#### WHAT THE EXERCISE ASKS
Search the entries below. Return every line that has "protagonist" in it.

#### SOURCE MATERIAL
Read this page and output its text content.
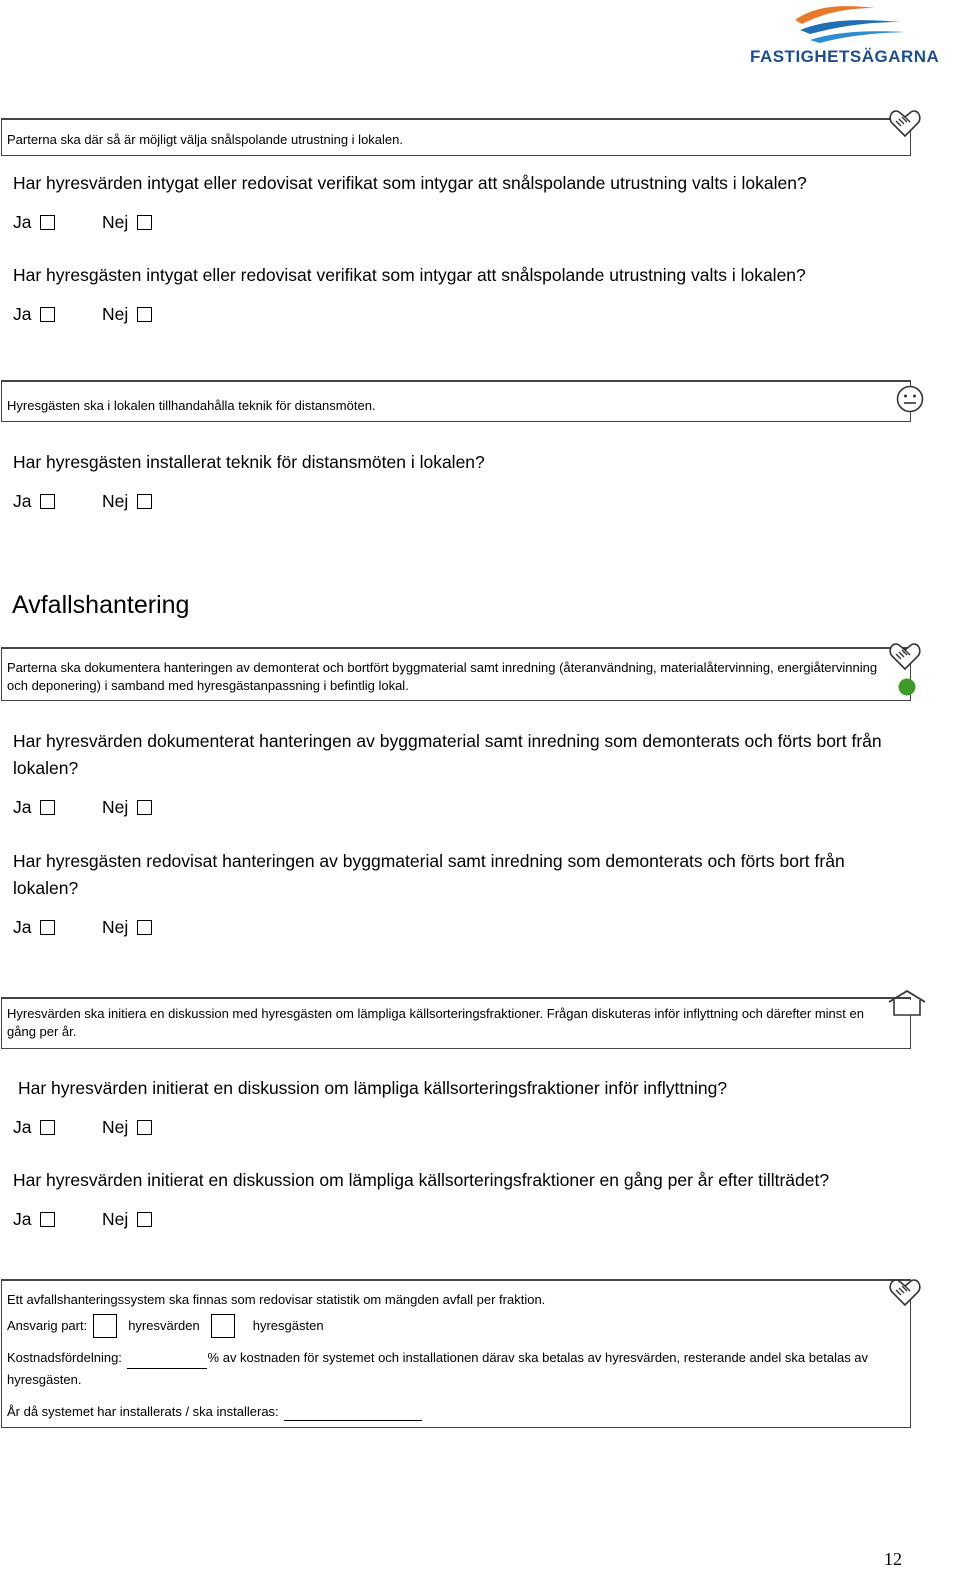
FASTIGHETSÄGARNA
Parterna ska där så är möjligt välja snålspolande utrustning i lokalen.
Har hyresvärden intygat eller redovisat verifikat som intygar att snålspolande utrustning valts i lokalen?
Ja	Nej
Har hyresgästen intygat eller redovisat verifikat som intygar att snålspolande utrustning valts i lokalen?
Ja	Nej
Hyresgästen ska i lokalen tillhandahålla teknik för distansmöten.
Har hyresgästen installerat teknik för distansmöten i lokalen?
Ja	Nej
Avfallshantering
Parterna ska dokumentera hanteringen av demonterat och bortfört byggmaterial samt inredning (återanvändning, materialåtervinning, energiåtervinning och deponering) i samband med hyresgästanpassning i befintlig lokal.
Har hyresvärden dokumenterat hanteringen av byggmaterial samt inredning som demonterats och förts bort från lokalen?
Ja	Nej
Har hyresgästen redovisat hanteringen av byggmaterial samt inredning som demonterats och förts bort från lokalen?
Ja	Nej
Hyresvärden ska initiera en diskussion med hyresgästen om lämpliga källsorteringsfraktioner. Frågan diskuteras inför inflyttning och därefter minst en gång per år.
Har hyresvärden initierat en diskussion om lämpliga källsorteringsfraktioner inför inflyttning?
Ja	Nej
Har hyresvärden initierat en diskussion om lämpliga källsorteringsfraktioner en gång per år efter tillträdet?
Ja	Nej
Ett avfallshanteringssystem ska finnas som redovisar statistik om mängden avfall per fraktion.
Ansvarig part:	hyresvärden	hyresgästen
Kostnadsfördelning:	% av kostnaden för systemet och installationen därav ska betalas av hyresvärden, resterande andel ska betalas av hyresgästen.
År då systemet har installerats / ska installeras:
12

---

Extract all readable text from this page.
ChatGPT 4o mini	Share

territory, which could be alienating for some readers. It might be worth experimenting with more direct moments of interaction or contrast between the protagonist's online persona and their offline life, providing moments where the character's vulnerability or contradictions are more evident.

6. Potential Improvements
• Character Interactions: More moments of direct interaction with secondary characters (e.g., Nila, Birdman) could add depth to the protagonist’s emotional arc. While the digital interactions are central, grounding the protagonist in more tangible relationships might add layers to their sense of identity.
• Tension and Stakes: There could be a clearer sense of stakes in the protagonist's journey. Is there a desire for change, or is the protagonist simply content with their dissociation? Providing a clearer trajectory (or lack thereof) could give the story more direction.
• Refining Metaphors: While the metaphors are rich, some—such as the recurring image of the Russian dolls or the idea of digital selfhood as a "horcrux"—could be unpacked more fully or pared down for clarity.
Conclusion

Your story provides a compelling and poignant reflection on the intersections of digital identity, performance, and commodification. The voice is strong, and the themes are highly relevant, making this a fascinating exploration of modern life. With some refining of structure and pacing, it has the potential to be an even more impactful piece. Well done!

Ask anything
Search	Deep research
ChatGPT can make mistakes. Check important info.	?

#### RESULT FOR THIS TASK
territory, which could be alienating for some readers. It might be worth experimenting with more direct moments of interaction or contrast between the protagonist's online persona and their offline life, providing moments where the character's vulnerability or contradictions are more evident.
• Character Interactions: More moments of direct interaction with secondary characters (e.g., Nila, Birdman) could add depth to the protagonist’s emotional arc. While the digital interactions are central, grounding the protagonist in more tangible relationships might add layers to their sense of identity.
• Tension and Stakes: There could be a clearer sense of stakes in the protagonist's journey. Is there a desire for change, or is the protagonist simply content with their dissociation? Providing a clearer trajectory (or lack thereof) could give the story more direction.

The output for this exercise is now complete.